**Challenge**
Reproduce the listing below exactly, minus its pictures.
┌─ Material supplied
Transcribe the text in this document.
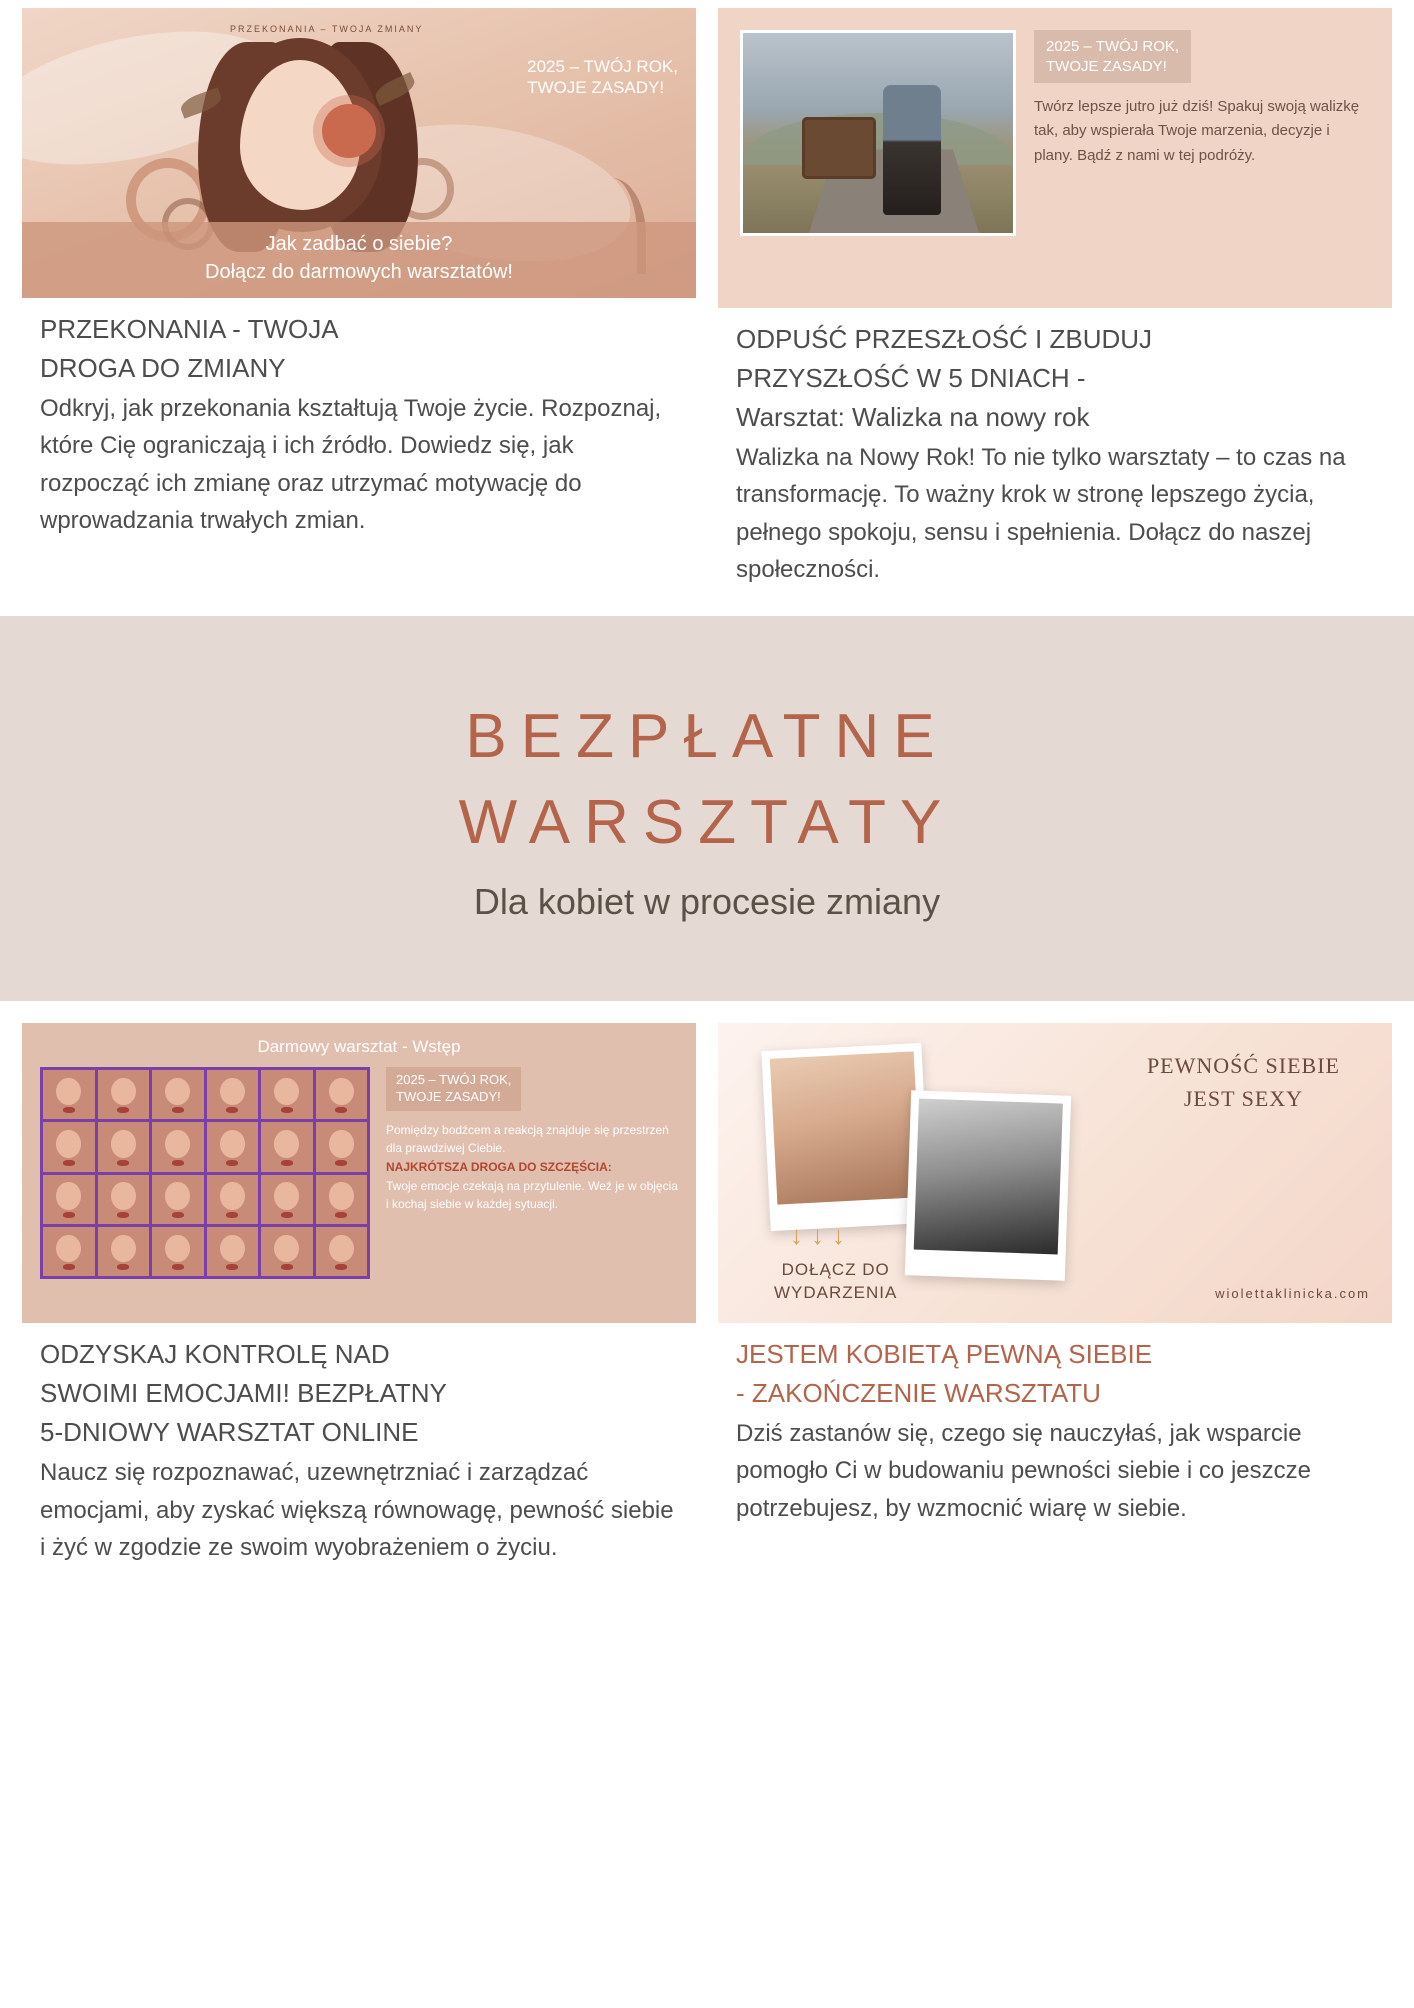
PRZEKONANIA – TWOJA ZMIANY
2025 – TWÓJ ROK,
TWOJE ZASADY!
Jak zadbać o siebie?
Dołącz do darmowych warsztatów!
PRZEKONANIA - TWOJA
DROGA DO ZMIANY

Odkryj, jak przekonania kształtują Twoje życie. Rozpoznaj, które Cię ograniczają i ich źródło. Dowiedz się, jak rozpocząć ich zmianę oraz utrzymać motywację do wprowadzania trwałych zmian.

2025 – TWÓJ ROK,
TWOJE ZASADY!
Twórz lepsze jutro już dziś! Spakuj swoją walizkę tak, aby wspierała Twoje marzenia, decyzje i plany. Bądź z nami w tej podróży.
ODPUŚĆ PRZESZŁOŚĆ I ZBUDUJ
PRZYSZŁOŚĆ W 5 DNIACH -
Warsztat: Walizka na nowy rok

Walizka na Nowy Rok! To nie tylko warsztaty – to czas na transformację. To ważny krok w stronę lepszego życia, pełnego spokoju, sensu i spełnienia. Dołącz do naszej społeczności.

BEZPŁATNE
WARSZTATY
Dla kobiet w procesie zmiany
Darmowy warsztat - Wstęp
2025 – TWÓJ ROK,
TWOJE ZASADY!
Pomiędzy bodźcem a reakcją znajduje się przestrzeń dla prawdziwej Ciebie.
NAJKRÓTSZA DROGA DO SZCZĘŚCIA:
Twoje emocje czekają na przytulenie. Weź je w objęcia i kochaj siebie w każdej sytuacji.
ODZYSKAJ KONTROLĘ NAD
SWOIMI EMOCJAMI! BEZPŁATNY
5-DNIOWY WARSZTAT ONLINE

Naucz się rozpoznawać, uzewnętrzniać i zarządzać emocjami, aby zyskać większą równowagę, pewność siebie i żyć w zgodzie ze swoim wyobrażeniem o życiu.

PEWNOŚĆ SIEBIE
JEST SEXY
↓↓↓
DOŁĄCZ DO
WYDARZENIA	wiolettaklinicka.com
JESTEM KOBIETĄ PEWNĄ SIEBIE
- ZAKOŃCZENIE WARSZTATU

Dziś zastanów się, czego się nauczyłaś, jak wsparcie pomogło Ci w budowaniu pewności siebie i co jeszcze potrzebujesz, by wzmocnić wiarę w siebie.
└─
**Reply to the task**
Transcribe the text in this document.
PRZEKONANIA – TWOJA ZMIANY
2025 – TWÓJ ROK,
TWOJE ZASADY!
Jak zadbać o siebie?
Dołącz do darmowych warsztatów!
PRZEKONANIA - TWOJA
DROGA DO ZMIANY

Odkryj, jak przekonania kształtują Twoje życie. Rozpoznaj, które Cię ograniczają i ich źródło. Dowiedz się, jak rozpocząć ich zmianę oraz utrzymać motywację do wprowadzania trwałych zmian.

2025 – TWÓJ ROK,
TWOJE ZASADY!
Twórz lepsze jutro już dziś! Spakuj swoją walizkę tak, aby wspierała Twoje marzenia, decyzje i plany. Bądź z nami w tej podróży.
ODPUŚĆ PRZESZŁOŚĆ I ZBUDUJ
PRZYSZŁOŚĆ W 5 DNIACH -
Warsztat: Walizka na nowy rok

Walizka na Nowy Rok! To nie tylko warsztaty – to czas na transformację. To ważny krok w stronę lepszego życia, pełnego spokoju, sensu i spełnienia. Dołącz do naszej społeczności.

BEZPŁATNE
WARSZTATY
Dla kobiet w procesie zmiany
Darmowy warsztat - Wstęp
2025 – TWÓJ ROK,
TWOJE ZASADY!
Pomiędzy bodźcem a reakcją znajduje się przestrzeń dla prawdziwej Ciebie.
NAJKRÓTSZA DROGA DO SZCZĘŚCIA:
Twoje emocje czekają na przytulenie. Weź je w objęcia i kochaj siebie w każdej sytuacji.
ODZYSKAJ KONTROLĘ NAD
SWOIMI EMOCJAMI! BEZPŁATNY
5-DNIOWY WARSZTAT ONLINE

Naucz się rozpoznawać, uzewnętrzniać i zarządzać emocjami, aby zyskać większą równowagę, pewność siebie i żyć w zgodzie ze swoim wyobrażeniem o życiu.

PEWNOŚĆ SIEBIE
JEST SEXY
↓↓↓
DOŁĄCZ DO
WYDARZENIA	wiolettaklinicka.com
JESTEM KOBIETĄ PEWNĄ SIEBIE
- ZAKOŃCZENIE WARSZTATU

Dziś zastanów się, czego się nauczyłaś, jak wsparcie pomogło Ci w budowaniu pewności siebie i co jeszcze potrzebujesz, by wzmocnić wiarę w siebie.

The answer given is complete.